Required task -
Transcribe all the records exactly and omit any images they hold.

Listing -
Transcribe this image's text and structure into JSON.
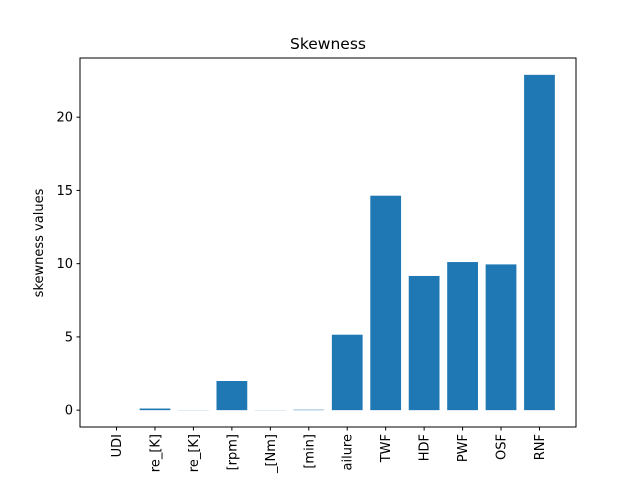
{
  "chart_data": {
    "type": "bar",
    "title": "Skewness",
    "xlabel": "",
    "ylabel": "skewness values",
    "categories": [
      "UDI",
      "re_[K]",
      "re_[K]",
      "[rpm]",
      "_[Nm]",
      "[min]",
      "ailure",
      "TWF",
      "HDF",
      "PWF",
      "OSF",
      "RNF"
    ],
    "values": [
      0.0,
      0.11,
      0.01,
      1.99,
      -0.01,
      0.03,
      5.15,
      14.64,
      9.16,
      10.11,
      9.95,
      22.89
    ],
    "ylim": [
      -1.15,
      24.04
    ],
    "yticks": [
      0,
      5,
      10,
      15,
      20
    ],
    "grid": false,
    "bar_color": "#1f77b4"
  }
}
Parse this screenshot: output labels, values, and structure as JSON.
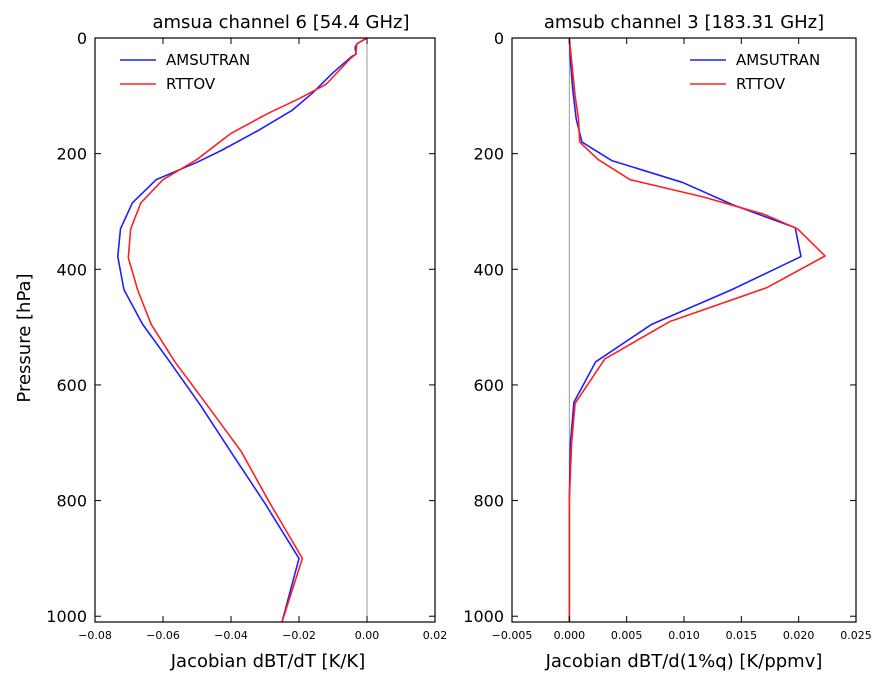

Answer to this exercise -
Transcribe this image's text and structure into JSON.
{
  "chart_data": {
    "type": "bar",
    "title": "Skewness",
    "xlabel": "",
    "ylabel": "skewness values",
    "categories": [
      "UDI",
      "re_[K]",
      "re_[K]",
      "[rpm]",
      "_[Nm]",
      "[min]",
      "ailure",
      "TWF",
      "HDF",
      "PWF",
      "OSF",
      "RNF"
    ],
    "values": [
      0.0,
      0.11,
      0.01,
      1.99,
      -0.01,
      0.03,
      5.15,
      14.64,
      9.16,
      10.11,
      9.95,
      22.89
    ],
    "ylim": [
      -1.15,
      24.04
    ],
    "yticks": [
      0,
      5,
      10,
      15,
      20
    ],
    "grid": false,
    "bar_color": "#1f77b4"
  }
}
Parse this screenshot: output labels, values, and structure as JSON.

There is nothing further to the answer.